◆ **Exercise aim**
Pick out the lines below with "title" and list them.

◆ **Provided records**
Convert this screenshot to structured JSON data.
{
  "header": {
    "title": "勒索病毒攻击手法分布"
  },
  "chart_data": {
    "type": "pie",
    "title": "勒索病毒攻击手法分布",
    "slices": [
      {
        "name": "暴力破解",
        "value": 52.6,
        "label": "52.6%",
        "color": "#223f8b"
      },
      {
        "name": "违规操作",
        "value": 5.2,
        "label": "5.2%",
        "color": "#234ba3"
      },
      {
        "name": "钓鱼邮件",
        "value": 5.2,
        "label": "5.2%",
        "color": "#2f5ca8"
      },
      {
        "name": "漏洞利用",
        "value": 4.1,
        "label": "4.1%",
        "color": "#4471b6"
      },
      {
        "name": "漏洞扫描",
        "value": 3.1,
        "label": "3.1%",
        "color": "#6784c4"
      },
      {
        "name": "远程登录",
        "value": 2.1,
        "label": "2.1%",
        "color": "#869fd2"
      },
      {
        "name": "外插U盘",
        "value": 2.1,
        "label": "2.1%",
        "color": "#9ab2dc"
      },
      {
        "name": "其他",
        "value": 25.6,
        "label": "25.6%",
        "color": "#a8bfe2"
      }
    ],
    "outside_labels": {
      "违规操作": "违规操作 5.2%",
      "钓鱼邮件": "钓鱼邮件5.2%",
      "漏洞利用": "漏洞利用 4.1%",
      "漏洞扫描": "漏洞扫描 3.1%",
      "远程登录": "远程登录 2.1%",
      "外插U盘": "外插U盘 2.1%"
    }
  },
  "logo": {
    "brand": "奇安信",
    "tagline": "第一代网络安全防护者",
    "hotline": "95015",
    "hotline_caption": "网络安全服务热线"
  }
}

◆ **Completed task**
    "title": "勒索病毒攻击手法分布"
    "title": "勒索病毒攻击手法分布",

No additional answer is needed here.